▶ _WHAT THIS TASK INVOLVES_:
Identify and copy all lines of the material where the string "Подпрограмма" is found.

▶ _RECORDS FOR THE EXERCISE_:

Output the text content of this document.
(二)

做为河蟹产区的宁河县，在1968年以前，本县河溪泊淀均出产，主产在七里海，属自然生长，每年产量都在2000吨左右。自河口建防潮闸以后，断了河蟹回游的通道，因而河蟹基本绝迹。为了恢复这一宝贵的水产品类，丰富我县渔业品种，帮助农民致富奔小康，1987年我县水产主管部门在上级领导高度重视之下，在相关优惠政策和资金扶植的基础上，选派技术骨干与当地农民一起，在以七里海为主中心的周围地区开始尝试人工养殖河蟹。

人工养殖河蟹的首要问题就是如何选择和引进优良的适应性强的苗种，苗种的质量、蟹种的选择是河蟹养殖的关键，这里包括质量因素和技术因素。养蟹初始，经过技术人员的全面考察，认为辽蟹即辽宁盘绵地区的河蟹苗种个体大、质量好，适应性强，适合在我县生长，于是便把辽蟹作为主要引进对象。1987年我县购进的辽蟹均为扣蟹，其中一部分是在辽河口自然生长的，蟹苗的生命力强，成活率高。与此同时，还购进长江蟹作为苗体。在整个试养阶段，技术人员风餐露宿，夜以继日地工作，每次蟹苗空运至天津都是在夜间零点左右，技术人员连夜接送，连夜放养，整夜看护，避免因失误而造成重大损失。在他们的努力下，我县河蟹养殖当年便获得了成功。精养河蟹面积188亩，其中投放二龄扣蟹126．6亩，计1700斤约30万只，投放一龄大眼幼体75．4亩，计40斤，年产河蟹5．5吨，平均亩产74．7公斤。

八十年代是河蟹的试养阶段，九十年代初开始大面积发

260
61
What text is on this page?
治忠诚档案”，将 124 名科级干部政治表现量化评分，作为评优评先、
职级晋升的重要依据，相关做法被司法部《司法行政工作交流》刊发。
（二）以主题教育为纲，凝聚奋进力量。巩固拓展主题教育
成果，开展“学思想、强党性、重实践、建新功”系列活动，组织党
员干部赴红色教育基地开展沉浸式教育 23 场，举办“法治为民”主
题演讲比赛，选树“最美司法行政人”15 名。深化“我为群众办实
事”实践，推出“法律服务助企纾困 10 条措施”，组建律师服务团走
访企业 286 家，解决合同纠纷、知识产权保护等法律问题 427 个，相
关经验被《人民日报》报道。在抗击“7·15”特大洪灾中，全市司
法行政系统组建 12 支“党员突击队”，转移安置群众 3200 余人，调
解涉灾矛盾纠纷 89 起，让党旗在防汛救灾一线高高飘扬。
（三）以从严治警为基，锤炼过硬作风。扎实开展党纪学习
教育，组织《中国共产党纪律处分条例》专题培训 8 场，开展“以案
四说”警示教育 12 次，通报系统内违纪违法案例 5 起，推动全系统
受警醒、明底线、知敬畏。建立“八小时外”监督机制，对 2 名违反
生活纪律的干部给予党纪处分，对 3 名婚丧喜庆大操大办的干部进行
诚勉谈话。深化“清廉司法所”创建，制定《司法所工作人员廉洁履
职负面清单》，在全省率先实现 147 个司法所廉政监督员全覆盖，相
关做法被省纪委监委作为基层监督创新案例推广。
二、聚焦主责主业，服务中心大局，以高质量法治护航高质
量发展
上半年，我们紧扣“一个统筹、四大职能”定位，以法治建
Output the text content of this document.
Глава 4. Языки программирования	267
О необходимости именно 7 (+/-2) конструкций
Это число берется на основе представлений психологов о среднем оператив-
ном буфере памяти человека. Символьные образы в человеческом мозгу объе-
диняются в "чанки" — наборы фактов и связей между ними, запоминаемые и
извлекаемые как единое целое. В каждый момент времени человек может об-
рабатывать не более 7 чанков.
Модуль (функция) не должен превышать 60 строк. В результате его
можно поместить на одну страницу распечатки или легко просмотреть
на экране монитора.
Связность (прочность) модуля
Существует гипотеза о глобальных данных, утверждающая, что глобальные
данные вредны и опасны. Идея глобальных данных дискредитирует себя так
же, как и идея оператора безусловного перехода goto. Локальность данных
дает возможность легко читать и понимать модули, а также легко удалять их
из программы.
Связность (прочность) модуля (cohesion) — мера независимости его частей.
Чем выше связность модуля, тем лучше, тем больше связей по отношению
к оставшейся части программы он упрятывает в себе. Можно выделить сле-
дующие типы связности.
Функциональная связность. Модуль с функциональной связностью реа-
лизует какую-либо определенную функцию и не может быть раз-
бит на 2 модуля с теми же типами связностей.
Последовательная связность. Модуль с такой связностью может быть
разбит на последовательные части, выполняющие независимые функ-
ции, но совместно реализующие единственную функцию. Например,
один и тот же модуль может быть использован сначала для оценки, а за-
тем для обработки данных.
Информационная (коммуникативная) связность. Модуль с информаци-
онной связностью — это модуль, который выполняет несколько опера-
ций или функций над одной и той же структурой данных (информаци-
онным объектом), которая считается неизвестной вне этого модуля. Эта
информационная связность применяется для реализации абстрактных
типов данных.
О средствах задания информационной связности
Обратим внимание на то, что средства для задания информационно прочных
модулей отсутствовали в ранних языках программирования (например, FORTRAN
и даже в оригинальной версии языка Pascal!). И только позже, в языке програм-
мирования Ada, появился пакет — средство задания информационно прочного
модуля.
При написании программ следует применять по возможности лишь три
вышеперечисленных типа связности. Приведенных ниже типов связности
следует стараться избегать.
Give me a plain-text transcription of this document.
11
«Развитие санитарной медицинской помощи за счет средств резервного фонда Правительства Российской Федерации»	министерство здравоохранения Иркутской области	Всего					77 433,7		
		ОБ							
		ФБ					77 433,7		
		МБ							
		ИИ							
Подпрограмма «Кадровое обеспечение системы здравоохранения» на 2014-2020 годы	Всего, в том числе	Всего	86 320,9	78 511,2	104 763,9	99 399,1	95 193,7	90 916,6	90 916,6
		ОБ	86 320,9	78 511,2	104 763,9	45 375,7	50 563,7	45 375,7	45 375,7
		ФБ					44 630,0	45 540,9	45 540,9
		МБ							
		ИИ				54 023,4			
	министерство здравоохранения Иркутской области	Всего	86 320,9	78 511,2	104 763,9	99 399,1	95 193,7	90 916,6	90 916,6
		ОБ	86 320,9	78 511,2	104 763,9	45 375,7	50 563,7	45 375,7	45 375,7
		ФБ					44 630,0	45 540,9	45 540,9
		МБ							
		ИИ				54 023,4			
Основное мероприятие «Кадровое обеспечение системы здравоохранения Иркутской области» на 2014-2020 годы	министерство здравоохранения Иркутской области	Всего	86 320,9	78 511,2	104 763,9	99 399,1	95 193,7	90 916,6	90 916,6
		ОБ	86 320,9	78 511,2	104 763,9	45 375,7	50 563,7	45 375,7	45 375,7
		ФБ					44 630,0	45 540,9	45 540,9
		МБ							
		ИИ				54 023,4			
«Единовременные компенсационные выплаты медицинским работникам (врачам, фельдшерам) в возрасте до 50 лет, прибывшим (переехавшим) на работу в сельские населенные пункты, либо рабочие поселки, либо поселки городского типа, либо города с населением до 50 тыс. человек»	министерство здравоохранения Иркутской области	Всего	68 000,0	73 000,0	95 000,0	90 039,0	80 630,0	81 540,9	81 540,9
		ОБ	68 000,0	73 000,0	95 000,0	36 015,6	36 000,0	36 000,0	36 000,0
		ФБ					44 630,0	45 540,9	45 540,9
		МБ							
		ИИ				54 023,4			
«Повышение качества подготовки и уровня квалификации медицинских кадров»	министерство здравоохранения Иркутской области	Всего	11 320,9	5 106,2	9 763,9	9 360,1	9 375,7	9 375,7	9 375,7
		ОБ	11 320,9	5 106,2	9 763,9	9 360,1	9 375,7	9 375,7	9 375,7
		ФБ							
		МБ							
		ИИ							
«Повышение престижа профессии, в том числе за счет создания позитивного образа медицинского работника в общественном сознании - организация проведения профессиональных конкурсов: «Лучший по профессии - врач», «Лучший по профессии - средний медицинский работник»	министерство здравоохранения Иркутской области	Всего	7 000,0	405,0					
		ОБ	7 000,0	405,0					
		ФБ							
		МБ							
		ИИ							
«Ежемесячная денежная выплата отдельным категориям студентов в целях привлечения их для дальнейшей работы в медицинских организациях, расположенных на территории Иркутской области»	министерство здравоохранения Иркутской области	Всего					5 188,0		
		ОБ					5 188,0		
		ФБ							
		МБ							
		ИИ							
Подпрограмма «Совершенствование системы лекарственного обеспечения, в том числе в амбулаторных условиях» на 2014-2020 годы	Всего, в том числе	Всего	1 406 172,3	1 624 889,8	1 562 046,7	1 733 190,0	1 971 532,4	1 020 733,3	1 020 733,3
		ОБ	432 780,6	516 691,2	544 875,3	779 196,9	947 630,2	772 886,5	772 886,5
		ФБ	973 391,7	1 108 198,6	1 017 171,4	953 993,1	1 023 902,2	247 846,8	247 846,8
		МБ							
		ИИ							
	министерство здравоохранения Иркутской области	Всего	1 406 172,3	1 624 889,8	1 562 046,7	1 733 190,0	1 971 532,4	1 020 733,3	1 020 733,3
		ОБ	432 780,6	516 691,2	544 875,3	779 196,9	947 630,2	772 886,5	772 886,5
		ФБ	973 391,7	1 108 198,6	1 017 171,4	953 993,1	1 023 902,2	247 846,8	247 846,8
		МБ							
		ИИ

▶ _THE COMPLETED TASK_:
Подпрограмма «Кадровое обеспечение системы здравоохранения» на 2014-2020 годы	Всего, в том числе	Всего	86 320,9	78 511,2	104 763,9	99 399,1	95 193,7	90 916,6	90 916,6
Подпрограмма «Совершенствование системы лекарственного обеспечения, в том числе в амбулаторных условиях» на 2014-2020 годы	Всего, в том числе	Всего	1 406 172,3	1 624 889,8	1 562 046,7	1 733 190,0	1 971 532,4	1 020 733,3	1 020 733,3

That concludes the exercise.